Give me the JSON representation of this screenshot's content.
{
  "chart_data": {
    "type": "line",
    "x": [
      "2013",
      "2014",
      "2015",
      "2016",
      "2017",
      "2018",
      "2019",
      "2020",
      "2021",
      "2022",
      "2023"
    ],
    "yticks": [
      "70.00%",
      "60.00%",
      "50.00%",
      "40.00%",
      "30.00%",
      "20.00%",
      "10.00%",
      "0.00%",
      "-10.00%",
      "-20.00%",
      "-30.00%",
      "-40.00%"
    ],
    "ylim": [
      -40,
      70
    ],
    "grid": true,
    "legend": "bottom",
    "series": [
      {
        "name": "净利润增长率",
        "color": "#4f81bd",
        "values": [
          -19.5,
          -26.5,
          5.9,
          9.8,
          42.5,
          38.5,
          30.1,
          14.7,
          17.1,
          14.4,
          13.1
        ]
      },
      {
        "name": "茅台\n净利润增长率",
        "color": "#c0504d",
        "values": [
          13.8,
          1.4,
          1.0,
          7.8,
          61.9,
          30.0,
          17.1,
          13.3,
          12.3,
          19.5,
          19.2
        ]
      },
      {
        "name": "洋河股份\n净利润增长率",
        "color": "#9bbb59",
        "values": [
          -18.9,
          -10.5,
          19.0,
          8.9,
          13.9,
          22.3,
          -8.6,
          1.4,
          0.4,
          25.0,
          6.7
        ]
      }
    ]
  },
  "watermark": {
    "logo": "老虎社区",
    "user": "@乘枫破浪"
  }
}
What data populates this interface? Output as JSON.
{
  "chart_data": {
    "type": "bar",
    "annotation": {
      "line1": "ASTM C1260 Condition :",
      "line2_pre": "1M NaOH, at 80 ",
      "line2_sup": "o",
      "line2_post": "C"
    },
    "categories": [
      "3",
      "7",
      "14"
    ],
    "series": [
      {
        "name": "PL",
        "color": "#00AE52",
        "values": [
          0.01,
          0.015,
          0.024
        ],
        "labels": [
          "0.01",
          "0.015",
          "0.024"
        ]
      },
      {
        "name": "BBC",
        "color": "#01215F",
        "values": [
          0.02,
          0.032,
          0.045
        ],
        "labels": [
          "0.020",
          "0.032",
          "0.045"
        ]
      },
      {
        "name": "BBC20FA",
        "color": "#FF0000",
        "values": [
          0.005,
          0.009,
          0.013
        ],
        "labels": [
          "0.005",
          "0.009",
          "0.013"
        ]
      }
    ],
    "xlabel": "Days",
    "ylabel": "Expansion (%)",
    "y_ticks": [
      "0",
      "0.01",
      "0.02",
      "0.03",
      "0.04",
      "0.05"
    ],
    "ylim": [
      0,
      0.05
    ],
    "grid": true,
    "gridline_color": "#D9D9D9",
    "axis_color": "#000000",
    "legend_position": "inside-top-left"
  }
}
———
- TO DO:
State how many lines include the string "JSON". Give no other information.

- TASK RESPONSE:
2